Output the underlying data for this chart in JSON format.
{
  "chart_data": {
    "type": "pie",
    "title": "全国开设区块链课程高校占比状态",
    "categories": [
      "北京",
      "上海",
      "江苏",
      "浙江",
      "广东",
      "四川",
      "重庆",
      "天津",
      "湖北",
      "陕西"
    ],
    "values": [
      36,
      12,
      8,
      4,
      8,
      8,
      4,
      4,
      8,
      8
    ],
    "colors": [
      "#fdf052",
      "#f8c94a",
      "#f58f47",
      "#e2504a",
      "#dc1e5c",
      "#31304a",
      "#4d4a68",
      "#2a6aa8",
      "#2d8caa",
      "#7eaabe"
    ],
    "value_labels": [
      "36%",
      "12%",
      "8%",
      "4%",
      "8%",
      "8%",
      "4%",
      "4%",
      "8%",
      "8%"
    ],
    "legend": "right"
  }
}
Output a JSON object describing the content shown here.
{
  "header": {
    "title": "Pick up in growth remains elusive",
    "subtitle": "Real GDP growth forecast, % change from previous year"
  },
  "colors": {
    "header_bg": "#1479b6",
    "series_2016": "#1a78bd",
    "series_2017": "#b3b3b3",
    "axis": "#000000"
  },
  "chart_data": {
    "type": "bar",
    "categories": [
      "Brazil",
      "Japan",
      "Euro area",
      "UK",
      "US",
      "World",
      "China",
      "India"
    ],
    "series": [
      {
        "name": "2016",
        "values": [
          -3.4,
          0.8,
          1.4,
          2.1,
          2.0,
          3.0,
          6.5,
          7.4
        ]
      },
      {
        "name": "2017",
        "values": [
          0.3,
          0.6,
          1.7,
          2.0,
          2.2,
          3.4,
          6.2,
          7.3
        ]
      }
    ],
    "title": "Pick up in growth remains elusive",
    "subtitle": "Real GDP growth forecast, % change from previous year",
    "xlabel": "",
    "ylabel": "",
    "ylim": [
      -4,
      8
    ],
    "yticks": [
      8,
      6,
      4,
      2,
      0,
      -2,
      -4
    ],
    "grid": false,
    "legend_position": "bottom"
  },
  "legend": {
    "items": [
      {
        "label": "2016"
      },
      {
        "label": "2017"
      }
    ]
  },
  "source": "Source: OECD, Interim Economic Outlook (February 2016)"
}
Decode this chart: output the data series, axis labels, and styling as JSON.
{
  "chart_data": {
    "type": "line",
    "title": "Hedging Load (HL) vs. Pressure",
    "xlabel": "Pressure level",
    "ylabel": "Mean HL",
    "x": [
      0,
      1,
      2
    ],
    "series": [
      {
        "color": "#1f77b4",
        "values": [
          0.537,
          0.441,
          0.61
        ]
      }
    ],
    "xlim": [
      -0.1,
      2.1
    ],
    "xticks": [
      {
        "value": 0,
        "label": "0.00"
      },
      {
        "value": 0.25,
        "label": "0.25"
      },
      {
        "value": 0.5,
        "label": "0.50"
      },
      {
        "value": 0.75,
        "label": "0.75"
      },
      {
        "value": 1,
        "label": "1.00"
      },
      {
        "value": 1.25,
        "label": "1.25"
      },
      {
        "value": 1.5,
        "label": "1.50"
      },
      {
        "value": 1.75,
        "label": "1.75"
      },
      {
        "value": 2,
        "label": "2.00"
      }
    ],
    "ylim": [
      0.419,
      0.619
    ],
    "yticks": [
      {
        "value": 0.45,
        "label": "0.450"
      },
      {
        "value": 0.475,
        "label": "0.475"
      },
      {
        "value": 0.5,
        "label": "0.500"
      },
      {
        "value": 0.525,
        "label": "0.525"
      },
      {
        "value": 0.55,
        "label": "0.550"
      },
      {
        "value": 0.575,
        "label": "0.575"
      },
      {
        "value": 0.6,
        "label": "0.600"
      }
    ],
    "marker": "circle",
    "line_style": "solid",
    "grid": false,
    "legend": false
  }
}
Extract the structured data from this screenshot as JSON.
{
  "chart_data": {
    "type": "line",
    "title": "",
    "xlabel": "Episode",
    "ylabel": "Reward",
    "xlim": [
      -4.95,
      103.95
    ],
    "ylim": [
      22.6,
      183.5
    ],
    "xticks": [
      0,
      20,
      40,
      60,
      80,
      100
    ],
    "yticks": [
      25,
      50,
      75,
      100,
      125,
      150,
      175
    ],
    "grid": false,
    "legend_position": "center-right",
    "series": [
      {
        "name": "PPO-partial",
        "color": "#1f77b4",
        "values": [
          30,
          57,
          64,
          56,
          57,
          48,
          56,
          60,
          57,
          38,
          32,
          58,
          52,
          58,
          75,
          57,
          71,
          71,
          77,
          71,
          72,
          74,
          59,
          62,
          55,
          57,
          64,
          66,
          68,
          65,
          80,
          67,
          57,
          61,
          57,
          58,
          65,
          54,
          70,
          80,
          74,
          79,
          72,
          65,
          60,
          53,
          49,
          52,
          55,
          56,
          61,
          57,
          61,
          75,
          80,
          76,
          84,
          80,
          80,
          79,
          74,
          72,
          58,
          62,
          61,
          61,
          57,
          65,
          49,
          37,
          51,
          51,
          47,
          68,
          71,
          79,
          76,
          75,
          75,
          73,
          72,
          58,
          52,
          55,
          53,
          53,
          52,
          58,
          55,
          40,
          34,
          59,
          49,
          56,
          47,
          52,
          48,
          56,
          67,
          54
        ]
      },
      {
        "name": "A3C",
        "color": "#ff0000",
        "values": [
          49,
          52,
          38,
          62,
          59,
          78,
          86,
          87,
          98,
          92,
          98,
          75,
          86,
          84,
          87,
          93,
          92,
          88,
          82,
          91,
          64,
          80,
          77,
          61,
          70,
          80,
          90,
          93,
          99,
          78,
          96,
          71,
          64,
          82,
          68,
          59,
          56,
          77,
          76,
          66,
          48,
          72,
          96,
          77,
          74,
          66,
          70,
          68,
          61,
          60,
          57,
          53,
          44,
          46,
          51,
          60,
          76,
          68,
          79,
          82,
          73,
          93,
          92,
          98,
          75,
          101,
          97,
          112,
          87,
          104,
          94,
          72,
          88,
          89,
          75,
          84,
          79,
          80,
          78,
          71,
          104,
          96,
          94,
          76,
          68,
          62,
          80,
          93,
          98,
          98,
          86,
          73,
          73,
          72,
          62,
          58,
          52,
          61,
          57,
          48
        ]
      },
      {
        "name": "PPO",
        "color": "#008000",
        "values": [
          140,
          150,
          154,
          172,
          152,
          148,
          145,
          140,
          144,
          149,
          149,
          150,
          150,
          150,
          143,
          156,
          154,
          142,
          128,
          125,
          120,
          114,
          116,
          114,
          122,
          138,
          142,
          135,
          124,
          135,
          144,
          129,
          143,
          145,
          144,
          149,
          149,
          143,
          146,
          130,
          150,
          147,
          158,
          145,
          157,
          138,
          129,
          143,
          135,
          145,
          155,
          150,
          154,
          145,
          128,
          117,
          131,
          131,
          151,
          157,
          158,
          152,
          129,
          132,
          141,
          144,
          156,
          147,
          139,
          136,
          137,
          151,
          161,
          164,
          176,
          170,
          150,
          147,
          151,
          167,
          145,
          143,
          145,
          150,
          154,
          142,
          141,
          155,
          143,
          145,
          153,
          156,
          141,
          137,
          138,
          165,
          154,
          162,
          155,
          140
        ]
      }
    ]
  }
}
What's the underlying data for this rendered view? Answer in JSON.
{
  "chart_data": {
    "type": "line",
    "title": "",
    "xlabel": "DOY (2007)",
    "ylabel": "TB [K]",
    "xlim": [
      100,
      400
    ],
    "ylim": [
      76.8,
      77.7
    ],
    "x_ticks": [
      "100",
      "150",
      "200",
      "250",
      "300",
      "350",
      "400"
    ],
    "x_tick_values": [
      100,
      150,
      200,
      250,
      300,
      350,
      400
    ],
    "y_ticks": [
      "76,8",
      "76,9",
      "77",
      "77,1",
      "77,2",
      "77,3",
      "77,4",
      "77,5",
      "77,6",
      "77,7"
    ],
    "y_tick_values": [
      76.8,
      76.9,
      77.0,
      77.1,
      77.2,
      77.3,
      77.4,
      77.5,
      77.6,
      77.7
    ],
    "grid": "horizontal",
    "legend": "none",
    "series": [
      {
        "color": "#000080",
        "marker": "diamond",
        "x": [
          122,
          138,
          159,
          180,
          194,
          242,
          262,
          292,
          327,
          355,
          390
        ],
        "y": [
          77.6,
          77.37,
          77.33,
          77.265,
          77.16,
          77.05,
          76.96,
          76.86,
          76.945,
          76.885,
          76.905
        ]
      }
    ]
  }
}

____________

### Given task
Return, word for word, each line from the line that contains "What's the underlying" to the end of the listing above; include both end lines and nothing else.

### Solved exercise
What's the underlying data for this rendered view? Answer in JSON.
{
  "chart_data": {
    "type": "line",
    "title": "",
    "xlabel": "DOY (2007)",
    "ylabel": "TB [K]",
    "xlim": [
      100,
      400
    ],
    "ylim": [
      76.8,
      77.7
    ],
    "x_ticks": [
      "100",
      "150",
      "200",
      "250",
      "300",
      "350",
      "400"
    ],
    "x_tick_values": [
      100,
      150,
      200,
      250,
      300,
      350,
      400
    ],
    "y_ticks": [
      "76,8",
      "76,9",
      "77",
      "77,1",
      "77,2",
      "77,3",
      "77,4",
      "77,5",
      "77,6",
      "77,7"
    ],
    "y_tick_values": [
      76.8,
      76.9,
      77.0,
      77.1,
      77.2,
      77.3,
      77.4,
      77.5,
      77.6,
      77.7
    ],
    "grid": "horizontal",
    "legend": "none",
    "series": [
      {
        "color": "#000080",
        "marker": "diamond",
        "x": [
          122,
          138,
          159,
          180,
          194,
          242,
          262,
          292,
          327,
          355,
          390
        ],
        "y": [
          77.6,
          77.37,
          77.33,
          77.265,
          77.16,
          77.05,
          76.96,
          76.86,
          76.945,
          76.885,
          76.905
        ]
      }
    ]
  }
}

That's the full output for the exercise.